*Goal of the exercise*: Extract, without alteration, the stretch of the data below from its first line through the line containing "question-meta: Frage von", including both of those lines.

*Task data*:
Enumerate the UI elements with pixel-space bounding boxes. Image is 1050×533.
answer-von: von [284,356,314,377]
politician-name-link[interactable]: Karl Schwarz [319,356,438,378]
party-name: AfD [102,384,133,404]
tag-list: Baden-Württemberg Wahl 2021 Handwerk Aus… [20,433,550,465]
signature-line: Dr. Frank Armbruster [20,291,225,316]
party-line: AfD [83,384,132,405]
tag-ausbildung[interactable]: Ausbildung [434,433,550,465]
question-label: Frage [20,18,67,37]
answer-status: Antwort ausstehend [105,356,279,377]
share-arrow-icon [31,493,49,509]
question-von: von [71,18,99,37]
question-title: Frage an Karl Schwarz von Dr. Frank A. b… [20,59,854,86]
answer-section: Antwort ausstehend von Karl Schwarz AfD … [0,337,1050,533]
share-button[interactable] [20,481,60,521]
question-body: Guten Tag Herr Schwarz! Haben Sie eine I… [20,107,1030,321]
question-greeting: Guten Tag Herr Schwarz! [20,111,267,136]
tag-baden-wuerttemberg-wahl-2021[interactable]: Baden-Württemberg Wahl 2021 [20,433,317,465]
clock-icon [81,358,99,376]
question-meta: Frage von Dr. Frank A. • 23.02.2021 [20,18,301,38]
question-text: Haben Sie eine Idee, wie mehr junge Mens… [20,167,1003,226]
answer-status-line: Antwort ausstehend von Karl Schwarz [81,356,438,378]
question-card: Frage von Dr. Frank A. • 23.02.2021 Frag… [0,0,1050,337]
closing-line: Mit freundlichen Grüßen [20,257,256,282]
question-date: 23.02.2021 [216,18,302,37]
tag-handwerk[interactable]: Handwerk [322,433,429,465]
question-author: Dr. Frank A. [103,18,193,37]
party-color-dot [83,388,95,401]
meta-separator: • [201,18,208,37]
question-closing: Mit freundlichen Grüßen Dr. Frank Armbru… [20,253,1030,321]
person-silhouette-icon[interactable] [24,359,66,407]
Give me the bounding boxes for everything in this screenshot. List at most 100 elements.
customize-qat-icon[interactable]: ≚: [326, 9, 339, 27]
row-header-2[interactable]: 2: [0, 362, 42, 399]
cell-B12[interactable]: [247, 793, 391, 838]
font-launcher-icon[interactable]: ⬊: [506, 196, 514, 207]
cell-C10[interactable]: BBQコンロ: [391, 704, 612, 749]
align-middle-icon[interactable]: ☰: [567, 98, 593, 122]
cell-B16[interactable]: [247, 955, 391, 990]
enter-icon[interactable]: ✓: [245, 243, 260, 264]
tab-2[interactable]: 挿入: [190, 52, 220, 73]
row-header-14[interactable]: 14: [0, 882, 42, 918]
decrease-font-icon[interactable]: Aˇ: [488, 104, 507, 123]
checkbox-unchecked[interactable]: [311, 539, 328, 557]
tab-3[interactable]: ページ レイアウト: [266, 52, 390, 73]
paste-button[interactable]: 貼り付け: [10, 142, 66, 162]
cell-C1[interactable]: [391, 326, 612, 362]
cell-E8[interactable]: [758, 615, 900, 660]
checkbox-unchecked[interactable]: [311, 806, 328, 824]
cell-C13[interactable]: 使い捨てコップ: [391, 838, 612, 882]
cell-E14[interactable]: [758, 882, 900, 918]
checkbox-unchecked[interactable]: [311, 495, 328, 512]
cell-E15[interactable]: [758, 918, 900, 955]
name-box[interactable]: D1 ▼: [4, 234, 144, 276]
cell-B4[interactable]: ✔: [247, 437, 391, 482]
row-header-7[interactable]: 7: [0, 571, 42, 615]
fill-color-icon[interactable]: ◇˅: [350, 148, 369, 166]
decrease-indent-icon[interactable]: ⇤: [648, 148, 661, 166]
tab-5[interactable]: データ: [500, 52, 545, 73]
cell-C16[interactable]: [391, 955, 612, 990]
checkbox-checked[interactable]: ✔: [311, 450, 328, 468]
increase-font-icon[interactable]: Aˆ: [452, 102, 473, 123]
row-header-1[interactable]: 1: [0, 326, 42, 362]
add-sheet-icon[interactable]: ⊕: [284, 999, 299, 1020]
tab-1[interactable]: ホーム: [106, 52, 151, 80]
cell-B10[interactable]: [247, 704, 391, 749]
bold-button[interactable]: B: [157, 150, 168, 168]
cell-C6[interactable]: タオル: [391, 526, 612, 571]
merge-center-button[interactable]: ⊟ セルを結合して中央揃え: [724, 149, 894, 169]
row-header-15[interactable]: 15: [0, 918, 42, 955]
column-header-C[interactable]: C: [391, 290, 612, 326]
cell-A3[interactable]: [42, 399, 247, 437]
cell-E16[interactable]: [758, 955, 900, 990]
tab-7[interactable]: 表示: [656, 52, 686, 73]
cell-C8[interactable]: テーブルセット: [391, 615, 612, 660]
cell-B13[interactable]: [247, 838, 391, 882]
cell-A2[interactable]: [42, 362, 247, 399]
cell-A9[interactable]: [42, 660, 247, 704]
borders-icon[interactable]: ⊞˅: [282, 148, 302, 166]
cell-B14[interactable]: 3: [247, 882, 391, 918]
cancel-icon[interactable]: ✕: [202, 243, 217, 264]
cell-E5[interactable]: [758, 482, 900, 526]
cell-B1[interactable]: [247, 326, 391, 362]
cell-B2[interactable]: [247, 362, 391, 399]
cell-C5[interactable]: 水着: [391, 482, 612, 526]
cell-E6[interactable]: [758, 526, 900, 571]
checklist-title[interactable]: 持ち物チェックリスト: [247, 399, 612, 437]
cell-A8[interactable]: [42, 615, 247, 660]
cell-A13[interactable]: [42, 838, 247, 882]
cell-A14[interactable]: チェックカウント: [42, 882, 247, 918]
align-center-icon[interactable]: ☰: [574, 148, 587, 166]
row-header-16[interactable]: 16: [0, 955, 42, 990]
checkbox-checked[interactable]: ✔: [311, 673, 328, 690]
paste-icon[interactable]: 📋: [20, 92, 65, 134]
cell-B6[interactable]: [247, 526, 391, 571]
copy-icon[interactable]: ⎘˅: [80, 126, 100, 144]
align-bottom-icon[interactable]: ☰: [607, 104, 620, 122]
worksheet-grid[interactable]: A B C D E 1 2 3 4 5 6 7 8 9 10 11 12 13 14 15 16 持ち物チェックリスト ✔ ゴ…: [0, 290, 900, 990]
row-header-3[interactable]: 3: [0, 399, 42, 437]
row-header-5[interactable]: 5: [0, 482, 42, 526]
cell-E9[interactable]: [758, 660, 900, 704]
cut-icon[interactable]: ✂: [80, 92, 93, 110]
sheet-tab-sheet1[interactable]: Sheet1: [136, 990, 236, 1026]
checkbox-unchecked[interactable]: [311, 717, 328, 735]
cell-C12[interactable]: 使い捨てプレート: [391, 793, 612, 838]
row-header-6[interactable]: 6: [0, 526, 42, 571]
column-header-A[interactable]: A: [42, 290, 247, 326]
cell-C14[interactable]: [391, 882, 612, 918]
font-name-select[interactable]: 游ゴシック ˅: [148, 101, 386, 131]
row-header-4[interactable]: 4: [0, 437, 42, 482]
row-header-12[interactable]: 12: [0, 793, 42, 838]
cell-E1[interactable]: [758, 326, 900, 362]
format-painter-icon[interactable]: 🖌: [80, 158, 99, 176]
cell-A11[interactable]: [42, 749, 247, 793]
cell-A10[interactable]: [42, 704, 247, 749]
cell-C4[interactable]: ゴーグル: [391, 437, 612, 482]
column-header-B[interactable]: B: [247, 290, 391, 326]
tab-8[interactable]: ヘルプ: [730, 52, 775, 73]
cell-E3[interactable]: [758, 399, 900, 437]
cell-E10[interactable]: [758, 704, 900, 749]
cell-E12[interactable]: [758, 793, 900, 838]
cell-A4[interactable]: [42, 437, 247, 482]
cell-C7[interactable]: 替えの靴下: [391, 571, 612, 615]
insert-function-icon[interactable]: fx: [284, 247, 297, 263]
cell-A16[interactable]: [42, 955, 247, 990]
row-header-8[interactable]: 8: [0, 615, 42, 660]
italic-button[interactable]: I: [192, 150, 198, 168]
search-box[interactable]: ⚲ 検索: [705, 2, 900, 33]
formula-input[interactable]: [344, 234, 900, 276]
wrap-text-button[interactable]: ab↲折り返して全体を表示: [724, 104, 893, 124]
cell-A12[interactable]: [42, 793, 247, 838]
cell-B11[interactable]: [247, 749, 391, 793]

*Result*:
Enumerate the UI elements with pixel-space bounding boxes. Image is 1050×533.
answer-von: von [284,356,314,377]
politician-name-link[interactable]: Karl Schwarz [319,356,438,378]
party-name: AfD [102,384,133,404]
tag-list: Baden-Württemberg Wahl 2021 Handwerk Aus… [20,433,550,465]
signature-line: Dr. Frank Armbruster [20,291,225,316]
party-line: AfD [83,384,132,405]
tag-ausbildung[interactable]: Ausbildung [434,433,550,465]
question-label: Frage [20,18,67,37]
answer-status: Antwort ausstehend [105,356,279,377]
share-arrow-icon [31,493,49,509]
question-von: von [71,18,99,37]
question-title: Frage an Karl Schwarz von Dr. Frank A. b… [20,59,854,86]
answer-section: Antwort ausstehend von Karl Schwarz AfD … [0,337,1050,533]
share-button[interactable] [20,481,60,521]
question-body: Guten Tag Herr Schwarz! Haben Sie eine I… [20,107,1030,321]
question-greeting: Guten Tag Herr Schwarz! [20,111,267,136]
tag-baden-wuerttemberg-wahl-2021[interactable]: Baden-Württemberg Wahl 2021 [20,433,317,465]
clock-icon [81,358,99,376]
question-meta: Frage von Dr. Frank A. • 23.02.2021 [20,18,301,38]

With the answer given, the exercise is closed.